TASK INSTRUCTIONS: Return every record below exactly as written, omitting any pictures.

[START MATERIAL SHOWN]

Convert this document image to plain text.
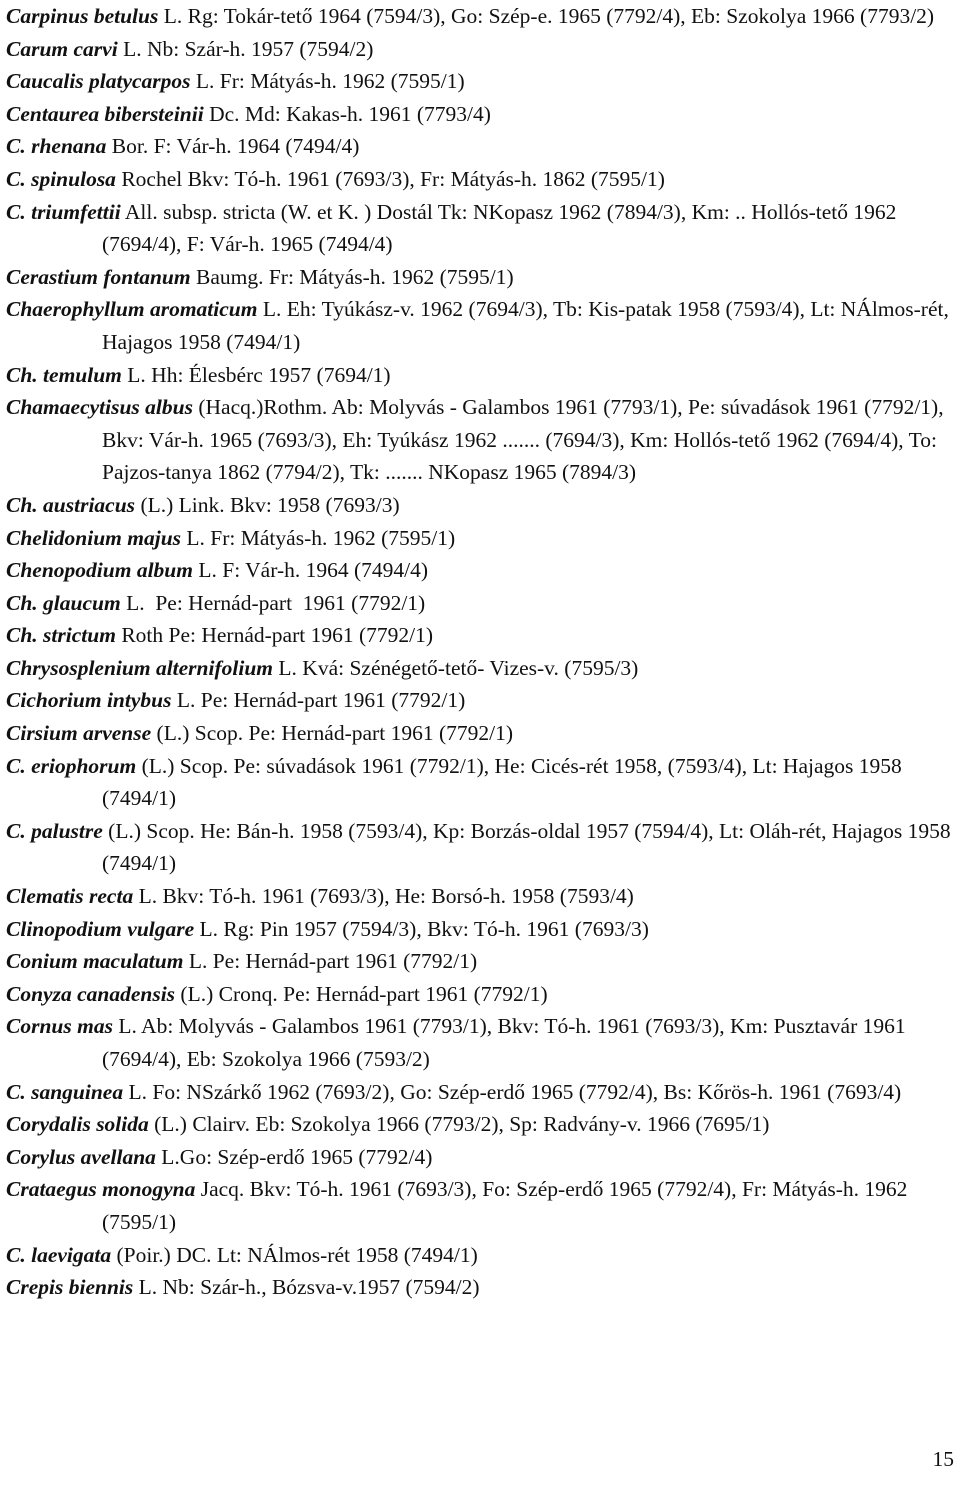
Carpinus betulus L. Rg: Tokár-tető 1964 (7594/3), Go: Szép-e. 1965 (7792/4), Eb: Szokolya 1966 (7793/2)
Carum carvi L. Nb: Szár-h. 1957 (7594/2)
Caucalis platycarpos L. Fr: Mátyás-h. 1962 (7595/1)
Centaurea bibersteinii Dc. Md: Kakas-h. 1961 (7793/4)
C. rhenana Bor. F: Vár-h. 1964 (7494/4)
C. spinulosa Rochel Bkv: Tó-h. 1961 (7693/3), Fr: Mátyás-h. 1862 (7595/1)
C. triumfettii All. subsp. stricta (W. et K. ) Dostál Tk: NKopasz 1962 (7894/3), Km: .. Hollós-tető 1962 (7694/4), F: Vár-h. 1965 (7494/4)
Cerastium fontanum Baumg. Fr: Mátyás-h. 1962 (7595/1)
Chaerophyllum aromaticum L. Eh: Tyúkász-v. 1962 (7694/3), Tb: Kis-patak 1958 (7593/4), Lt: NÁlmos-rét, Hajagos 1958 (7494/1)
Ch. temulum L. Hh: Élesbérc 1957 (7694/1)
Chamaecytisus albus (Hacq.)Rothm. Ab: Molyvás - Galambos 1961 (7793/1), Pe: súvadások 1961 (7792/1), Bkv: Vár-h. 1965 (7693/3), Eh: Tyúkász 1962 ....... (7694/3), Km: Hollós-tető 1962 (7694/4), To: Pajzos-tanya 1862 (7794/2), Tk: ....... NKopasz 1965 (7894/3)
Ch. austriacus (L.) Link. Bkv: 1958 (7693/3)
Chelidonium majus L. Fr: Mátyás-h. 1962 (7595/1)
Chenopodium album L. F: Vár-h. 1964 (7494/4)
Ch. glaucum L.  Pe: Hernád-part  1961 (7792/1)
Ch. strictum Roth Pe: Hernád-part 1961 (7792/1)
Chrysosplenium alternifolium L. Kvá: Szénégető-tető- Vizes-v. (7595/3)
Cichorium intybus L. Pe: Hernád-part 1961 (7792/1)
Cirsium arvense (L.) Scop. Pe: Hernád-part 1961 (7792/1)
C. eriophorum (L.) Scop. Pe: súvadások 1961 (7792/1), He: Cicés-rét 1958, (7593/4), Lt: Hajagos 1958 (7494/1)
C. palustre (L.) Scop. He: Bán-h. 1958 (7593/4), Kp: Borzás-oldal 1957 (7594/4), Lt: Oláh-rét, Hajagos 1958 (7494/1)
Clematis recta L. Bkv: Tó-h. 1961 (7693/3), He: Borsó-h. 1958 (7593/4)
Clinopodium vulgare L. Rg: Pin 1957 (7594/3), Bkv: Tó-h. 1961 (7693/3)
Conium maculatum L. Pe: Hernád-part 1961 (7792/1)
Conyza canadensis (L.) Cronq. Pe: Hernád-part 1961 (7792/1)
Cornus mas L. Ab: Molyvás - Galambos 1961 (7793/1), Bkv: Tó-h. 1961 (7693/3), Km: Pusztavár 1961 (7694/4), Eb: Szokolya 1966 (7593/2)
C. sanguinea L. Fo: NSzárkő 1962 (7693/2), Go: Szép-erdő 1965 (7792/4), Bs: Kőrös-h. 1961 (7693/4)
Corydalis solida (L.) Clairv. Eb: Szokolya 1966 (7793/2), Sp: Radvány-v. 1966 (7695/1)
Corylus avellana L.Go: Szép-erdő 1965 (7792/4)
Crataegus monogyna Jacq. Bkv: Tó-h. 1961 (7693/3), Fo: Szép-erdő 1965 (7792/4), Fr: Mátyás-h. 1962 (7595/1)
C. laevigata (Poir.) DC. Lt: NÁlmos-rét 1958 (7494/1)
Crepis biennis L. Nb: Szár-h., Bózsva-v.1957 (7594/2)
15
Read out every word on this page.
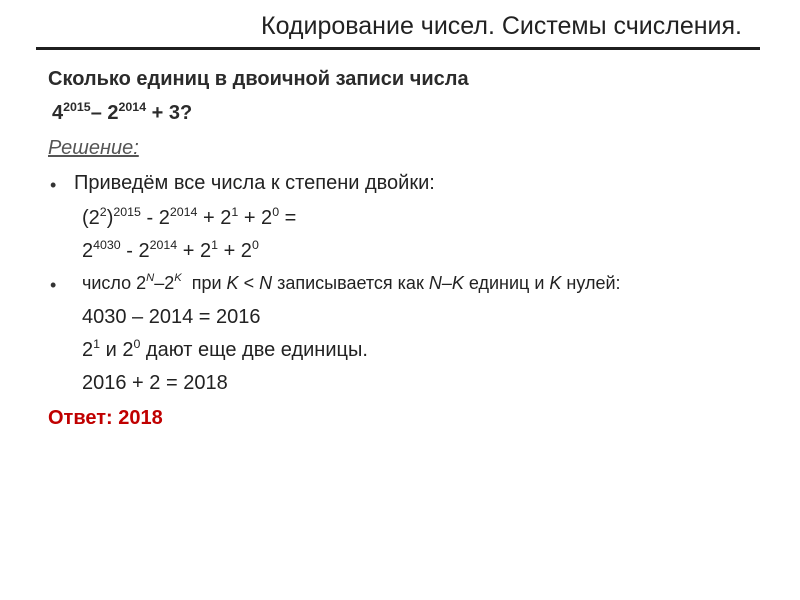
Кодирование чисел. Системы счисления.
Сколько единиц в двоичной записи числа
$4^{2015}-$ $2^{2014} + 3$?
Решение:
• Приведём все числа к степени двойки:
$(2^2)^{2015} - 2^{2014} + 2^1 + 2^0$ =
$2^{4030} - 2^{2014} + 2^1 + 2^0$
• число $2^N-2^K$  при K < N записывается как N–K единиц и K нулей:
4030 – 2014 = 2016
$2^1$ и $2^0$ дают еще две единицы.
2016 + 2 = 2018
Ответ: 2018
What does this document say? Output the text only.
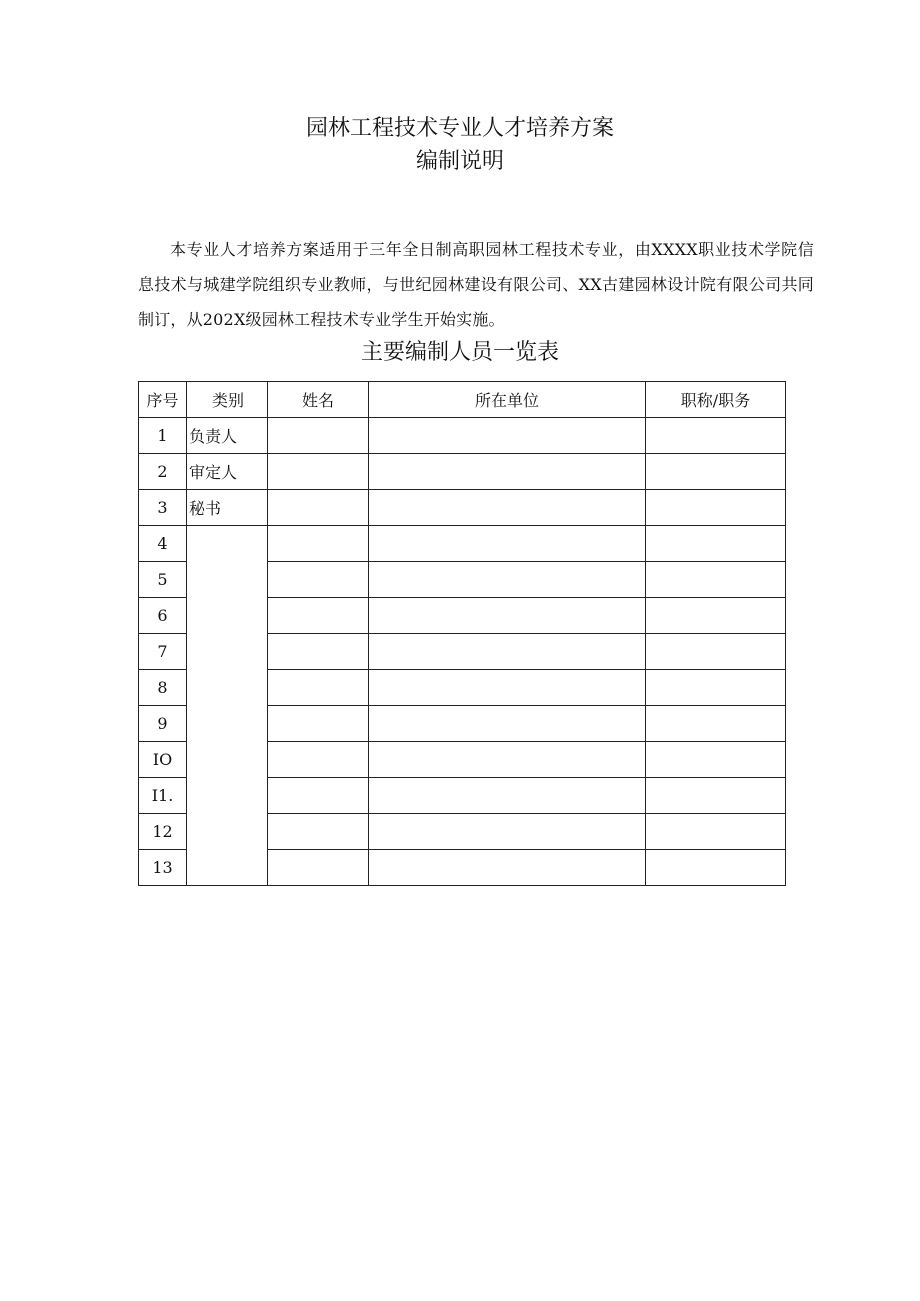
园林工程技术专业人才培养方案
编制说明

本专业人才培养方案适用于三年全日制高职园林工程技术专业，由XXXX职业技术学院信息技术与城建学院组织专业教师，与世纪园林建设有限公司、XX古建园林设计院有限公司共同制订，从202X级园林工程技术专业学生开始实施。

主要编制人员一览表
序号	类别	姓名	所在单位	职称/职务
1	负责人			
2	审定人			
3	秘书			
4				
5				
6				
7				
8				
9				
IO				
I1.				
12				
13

[END MATERIAL SHOWN]

EXERCISE RESULT:
Convert this document image to plain text.
Carpinus betulus L. Rg: Tokár-tető 1964 (7594/3), Go: Szép-e. 1965 (7792/4), Eb: Szokolya 1966 (7793/2)
Carum carvi L. Nb: Szár-h. 1957 (7594/2)
Caucalis platycarpos L. Fr: Mátyás-h. 1962 (7595/1)
Centaurea bibersteinii Dc. Md: Kakas-h. 1961 (7793/4)
C. rhenana Bor. F: Vár-h. 1964 (7494/4)
C. spinulosa Rochel Bkv: Tó-h. 1961 (7693/3), Fr: Mátyás-h. 1862 (7595/1)
C. triumfettii All. subsp. stricta (W. et K. ) Dostál Tk: NKopasz 1962 (7894/3), Km: .. Hollós-tető 1962 (7694/4), F: Vár-h. 1965 (7494/4)
Cerastium fontanum Baumg. Fr: Mátyás-h. 1962 (7595/1)
Chaerophyllum aromaticum L. Eh: Tyúkász-v. 1962 (7694/3), Tb: Kis-patak 1958 (7593/4), Lt: NÁlmos-rét, Hajagos 1958 (7494/1)
Ch. temulum L. Hh: Élesbérc 1957 (7694/1)
Chamaecytisus albus (Hacq.)Rothm. Ab: Molyvás - Galambos 1961 (7793/1), Pe: súvadások 1961 (7792/1), Bkv: Vár-h. 1965 (7693/3), Eh: Tyúkász 1962 ....... (7694/3), Km: Hollós-tető 1962 (7694/4), To: Pajzos-tanya 1862 (7794/2), Tk: ....... NKopasz 1965 (7894/3)
Ch. austriacus (L.) Link. Bkv: 1958 (7693/3)
Chelidonium majus L. Fr: Mátyás-h. 1962 (7595/1)
Chenopodium album L. F: Vár-h. 1964 (7494/4)
Ch. glaucum L.  Pe: Hernád-part  1961 (7792/1)
Ch. strictum Roth Pe: Hernád-part 1961 (7792/1)
Chrysosplenium alternifolium L. Kvá: Szénégető-tető- Vizes-v. (7595/3)
Cichorium intybus L. Pe: Hernád-part 1961 (7792/1)
Cirsium arvense (L.) Scop. Pe: Hernád-part 1961 (7792/1)
C. eriophorum (L.) Scop. Pe: súvadások 1961 (7792/1), He: Cicés-rét 1958, (7593/4), Lt: Hajagos 1958 (7494/1)
C. palustre (L.) Scop. He: Bán-h. 1958 (7593/4), Kp: Borzás-oldal 1957 (7594/4), Lt: Oláh-rét, Hajagos 1958 (7494/1)
Clematis recta L. Bkv: Tó-h. 1961 (7693/3), He: Borsó-h. 1958 (7593/4)
Clinopodium vulgare L. Rg: Pin 1957 (7594/3), Bkv: Tó-h. 1961 (7693/3)
Conium maculatum L. Pe: Hernád-part 1961 (7792/1)
Conyza canadensis (L.) Cronq. Pe: Hernád-part 1961 (7792/1)
Cornus mas L. Ab: Molyvás - Galambos 1961 (7793/1), Bkv: Tó-h. 1961 (7693/3), Km: Pusztavár 1961 (7694/4), Eb: Szokolya 1966 (7593/2)
C. sanguinea L. Fo: NSzárkő 1962 (7693/2), Go: Szép-erdő 1965 (7792/4), Bs: Kőrös-h. 1961 (7693/4)
Corydalis solida (L.) Clairv. Eb: Szokolya 1966 (7793/2), Sp: Radvány-v. 1966 (7695/1)
Corylus avellana L.Go: Szép-erdő 1965 (7792/4)
Crataegus monogyna Jacq. Bkv: Tó-h. 1961 (7693/3), Fo: Szép-erdő 1965 (7792/4), Fr: Mátyás-h. 1962 (7595/1)
C. laevigata (Poir.) DC. Lt: NÁlmos-rét 1958 (7494/1)
Crepis biennis L. Nb: Szár-h., Bózsva-v.1957 (7594/2)
15
Read out every word on this page.
Кодирование чисел. Системы счисления.
Сколько единиц в двоичной записи числа
$4^{2015}-$ $2^{2014} + 3$?
Решение:
• Приведём все числа к степени двойки:
$(2^2)^{2015} - 2^{2014} + 2^1 + 2^0$ =
$2^{4030} - 2^{2014} + 2^1 + 2^0$
• число $2^N-2^K$  при K < N записывается как N–K единиц и K нулей:
4030 – 2014 = 2016
$2^1$ и $2^0$ дают еще две единицы.
2016 + 2 = 2018
Ответ: 2018
What does this document say? Output the text only.
园林工程技术专业人才培养方案
编制说明

本专业人才培养方案适用于三年全日制高职园林工程技术专业，由XXXX职业技术学院信息技术与城建学院组织专业教师，与世纪园林建设有限公司、XX古建园林设计院有限公司共同制订，从202X级园林工程技术专业学生开始实施。

主要编制人员一览表
序号	类别	姓名	所在单位	职称/职务
1	负责人			
2	审定人			
3	秘书			
4				
5				
6				
7				
8				
9				
IO				
I1.				
12				
13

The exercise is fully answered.